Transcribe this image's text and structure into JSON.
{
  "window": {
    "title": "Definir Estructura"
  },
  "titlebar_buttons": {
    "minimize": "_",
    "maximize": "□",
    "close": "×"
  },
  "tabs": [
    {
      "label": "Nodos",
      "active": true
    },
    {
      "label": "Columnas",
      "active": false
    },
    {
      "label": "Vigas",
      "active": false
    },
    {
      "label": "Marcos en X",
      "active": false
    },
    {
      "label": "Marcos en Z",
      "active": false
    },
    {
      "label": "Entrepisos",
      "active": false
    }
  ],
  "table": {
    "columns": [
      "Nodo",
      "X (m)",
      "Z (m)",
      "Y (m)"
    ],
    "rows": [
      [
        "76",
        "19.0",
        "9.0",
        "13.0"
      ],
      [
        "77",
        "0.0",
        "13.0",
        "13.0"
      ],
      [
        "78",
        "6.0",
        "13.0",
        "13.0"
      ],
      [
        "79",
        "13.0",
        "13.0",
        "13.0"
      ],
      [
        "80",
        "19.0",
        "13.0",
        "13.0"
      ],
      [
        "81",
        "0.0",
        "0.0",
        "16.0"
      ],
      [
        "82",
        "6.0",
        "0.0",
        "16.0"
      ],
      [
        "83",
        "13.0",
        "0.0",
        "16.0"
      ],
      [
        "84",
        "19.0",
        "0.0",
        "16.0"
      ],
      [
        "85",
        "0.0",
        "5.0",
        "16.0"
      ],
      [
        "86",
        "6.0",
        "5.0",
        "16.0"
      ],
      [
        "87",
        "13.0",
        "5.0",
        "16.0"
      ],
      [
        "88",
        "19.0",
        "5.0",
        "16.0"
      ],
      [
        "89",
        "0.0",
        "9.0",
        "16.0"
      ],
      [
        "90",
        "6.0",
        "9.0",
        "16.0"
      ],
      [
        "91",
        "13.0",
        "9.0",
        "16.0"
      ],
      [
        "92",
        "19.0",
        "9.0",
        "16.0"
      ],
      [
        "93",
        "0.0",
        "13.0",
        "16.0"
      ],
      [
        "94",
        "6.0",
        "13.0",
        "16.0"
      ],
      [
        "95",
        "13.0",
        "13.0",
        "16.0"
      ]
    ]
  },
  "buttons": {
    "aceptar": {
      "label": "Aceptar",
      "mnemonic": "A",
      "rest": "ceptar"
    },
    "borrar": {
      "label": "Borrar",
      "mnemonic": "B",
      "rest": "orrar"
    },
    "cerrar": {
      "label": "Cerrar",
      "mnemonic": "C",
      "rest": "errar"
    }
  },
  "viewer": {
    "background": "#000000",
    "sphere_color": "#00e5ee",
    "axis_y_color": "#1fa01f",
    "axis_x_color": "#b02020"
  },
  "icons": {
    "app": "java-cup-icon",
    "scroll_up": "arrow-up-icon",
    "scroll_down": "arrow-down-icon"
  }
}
—————
▶ **Task requirements**:
Quote the data in full, keeping each word unchanged.

▶ **Complete response**:
Transcribe this image's text and structure into JSON.
{
  "window": {
    "title": "Definir Estructura"
  },
  "titlebar_buttons": {
    "minimize": "_",
    "maximize": "□",
    "close": "×"
  },
  "tabs": [
    {
      "label": "Nodos",
      "active": true
    },
    {
      "label": "Columnas",
      "active": false
    },
    {
      "label": "Vigas",
      "active": false
    },
    {
      "label": "Marcos en X",
      "active": false
    },
    {
      "label": "Marcos en Z",
      "active": false
    },
    {
      "label": "Entrepisos",
      "active": false
    }
  ],
  "table": {
    "columns": [
      "Nodo",
      "X (m)",
      "Z (m)",
      "Y (m)"
    ],
    "rows": [
      [
        "76",
        "19.0",
        "9.0",
        "13.0"
      ],
      [
        "77",
        "0.0",
        "13.0",
        "13.0"
      ],
      [
        "78",
        "6.0",
        "13.0",
        "13.0"
      ],
      [
        "79",
        "13.0",
        "13.0",
        "13.0"
      ],
      [
        "80",
        "19.0",
        "13.0",
        "13.0"
      ],
      [
        "81",
        "0.0",
        "0.0",
        "16.0"
      ],
      [
        "82",
        "6.0",
        "0.0",
        "16.0"
      ],
      [
        "83",
        "13.0",
        "0.0",
        "16.0"
      ],
      [
        "84",
        "19.0",
        "0.0",
        "16.0"
      ],
      [
        "85",
        "0.0",
        "5.0",
        "16.0"
      ],
      [
        "86",
        "6.0",
        "5.0",
        "16.0"
      ],
      [
        "87",
        "13.0",
        "5.0",
        "16.0"
      ],
      [
        "88",
        "19.0",
        "5.0",
        "16.0"
      ],
      [
        "89",
        "0.0",
        "9.0",
        "16.0"
      ],
      [
        "90",
        "6.0",
        "9.0",
        "16.0"
      ],
      [
        "91",
        "13.0",
        "9.0",
        "16.0"
      ],
      [
        "92",
        "19.0",
        "9.0",
        "16.0"
      ],
      [
        "93",
        "0.0",
        "13.0",
        "16.0"
      ],
      [
        "94",
        "6.0",
        "13.0",
        "16.0"
      ],
      [
        "95",
        "13.0",
        "13.0",
        "16.0"
      ]
    ]
  },
  "buttons": {
    "aceptar": {
      "label": "Aceptar",
      "mnemonic": "A",
      "rest": "ceptar"
    },
    "borrar": {
      "label": "Borrar",
      "mnemonic": "B",
      "rest": "orrar"
    },
    "cerrar": {
      "label": "Cerrar",
      "mnemonic": "C",
      "rest": "errar"
    }
  },
  "viewer": {
    "background": "#000000",
    "sphere_color": "#00e5ee",
    "axis_y_color": "#1fa01f",
    "axis_x_color": "#b02020"
  },
  "icons": {
    "app": "java-cup-icon",
    "scroll_up": "arrow-up-icon",
    "scroll_down": "arrow-down-icon"
  }
}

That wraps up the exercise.